AIM OF THE EXERCISE: Copy every line of the data in which the word "рублей" occurs.

EXERCISE INPUT:
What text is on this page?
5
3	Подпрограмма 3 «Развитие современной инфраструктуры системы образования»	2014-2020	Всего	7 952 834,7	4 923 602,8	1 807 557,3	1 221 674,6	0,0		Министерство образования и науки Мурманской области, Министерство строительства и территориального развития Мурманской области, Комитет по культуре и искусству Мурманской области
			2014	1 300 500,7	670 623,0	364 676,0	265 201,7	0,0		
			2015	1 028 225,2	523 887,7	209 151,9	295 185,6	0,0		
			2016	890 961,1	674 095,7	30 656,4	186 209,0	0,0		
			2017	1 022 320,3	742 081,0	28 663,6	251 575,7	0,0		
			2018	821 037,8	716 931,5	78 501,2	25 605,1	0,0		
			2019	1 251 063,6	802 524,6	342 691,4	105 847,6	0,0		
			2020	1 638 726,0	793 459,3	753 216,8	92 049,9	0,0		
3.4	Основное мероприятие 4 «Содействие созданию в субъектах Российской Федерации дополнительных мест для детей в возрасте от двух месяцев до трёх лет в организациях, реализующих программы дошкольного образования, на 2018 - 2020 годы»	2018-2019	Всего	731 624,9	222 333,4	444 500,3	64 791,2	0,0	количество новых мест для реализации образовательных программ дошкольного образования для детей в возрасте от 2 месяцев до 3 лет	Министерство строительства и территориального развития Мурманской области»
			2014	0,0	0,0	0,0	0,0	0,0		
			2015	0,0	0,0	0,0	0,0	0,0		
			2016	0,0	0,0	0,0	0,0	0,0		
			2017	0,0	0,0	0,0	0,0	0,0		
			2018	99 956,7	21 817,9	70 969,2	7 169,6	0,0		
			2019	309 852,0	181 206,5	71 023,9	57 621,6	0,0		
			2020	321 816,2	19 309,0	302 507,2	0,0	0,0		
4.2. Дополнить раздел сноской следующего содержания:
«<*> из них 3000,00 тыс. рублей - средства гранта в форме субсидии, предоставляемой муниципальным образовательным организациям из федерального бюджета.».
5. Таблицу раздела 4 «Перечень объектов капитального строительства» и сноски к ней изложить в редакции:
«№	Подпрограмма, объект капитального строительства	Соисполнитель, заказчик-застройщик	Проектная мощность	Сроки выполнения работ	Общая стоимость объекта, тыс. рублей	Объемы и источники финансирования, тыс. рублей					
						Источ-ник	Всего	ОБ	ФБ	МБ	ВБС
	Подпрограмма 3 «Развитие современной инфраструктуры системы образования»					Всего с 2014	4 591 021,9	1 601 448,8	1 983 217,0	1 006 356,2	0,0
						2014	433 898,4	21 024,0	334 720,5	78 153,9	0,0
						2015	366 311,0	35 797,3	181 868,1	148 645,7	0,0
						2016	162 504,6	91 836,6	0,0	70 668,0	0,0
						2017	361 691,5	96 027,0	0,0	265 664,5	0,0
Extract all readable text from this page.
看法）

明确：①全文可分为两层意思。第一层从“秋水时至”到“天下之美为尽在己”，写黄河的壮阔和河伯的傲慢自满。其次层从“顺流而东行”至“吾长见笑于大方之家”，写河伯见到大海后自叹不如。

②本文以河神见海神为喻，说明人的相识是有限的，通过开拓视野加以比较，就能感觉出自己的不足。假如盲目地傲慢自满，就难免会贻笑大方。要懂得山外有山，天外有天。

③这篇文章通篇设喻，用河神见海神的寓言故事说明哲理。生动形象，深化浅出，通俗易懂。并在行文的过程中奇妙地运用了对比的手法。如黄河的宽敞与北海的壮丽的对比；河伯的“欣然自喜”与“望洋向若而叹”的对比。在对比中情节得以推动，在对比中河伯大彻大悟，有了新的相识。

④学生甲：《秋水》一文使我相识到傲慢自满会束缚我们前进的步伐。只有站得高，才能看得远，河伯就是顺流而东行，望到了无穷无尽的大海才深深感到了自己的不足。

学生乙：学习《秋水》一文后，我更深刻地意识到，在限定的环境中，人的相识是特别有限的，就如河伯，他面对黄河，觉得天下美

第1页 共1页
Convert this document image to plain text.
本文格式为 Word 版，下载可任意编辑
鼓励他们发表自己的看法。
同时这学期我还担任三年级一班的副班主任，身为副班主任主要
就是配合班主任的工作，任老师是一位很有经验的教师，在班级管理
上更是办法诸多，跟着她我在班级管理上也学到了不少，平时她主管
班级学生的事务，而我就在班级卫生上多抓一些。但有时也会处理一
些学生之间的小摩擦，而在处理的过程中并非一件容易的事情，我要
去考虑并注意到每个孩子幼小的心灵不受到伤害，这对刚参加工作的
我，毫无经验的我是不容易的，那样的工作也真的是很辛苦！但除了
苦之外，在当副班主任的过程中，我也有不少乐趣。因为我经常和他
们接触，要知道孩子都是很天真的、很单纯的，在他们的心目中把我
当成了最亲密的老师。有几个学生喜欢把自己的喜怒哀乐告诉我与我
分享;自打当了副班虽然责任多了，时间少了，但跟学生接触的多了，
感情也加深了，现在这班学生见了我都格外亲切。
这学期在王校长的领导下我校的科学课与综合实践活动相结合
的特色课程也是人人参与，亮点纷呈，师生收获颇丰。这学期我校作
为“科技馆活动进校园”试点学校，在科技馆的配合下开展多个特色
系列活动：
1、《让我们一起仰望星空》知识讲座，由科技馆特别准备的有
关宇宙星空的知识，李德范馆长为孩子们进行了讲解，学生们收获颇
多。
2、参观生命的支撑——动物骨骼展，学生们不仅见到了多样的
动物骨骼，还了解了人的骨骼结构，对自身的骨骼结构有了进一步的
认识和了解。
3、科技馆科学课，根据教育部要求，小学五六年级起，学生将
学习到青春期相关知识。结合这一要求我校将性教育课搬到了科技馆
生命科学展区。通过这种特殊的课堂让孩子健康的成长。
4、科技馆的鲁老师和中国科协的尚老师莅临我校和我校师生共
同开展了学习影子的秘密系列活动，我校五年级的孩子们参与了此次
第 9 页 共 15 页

OUTPUT FOR THIS EXERCISE:
«<*> из них 3000,00 тыс. рублей - средства гранта в форме субсидии, предоставляемой муниципальным образовательным организациям из федерального бюджета.».
«№	Подпрограмма, объект капитального строительства	Соисполнитель, заказчик-застройщик	Проектная мощность	Сроки выполнения работ	Общая стоимость объекта, тыс. рублей	Объемы и источники финансирования, тыс. рублей					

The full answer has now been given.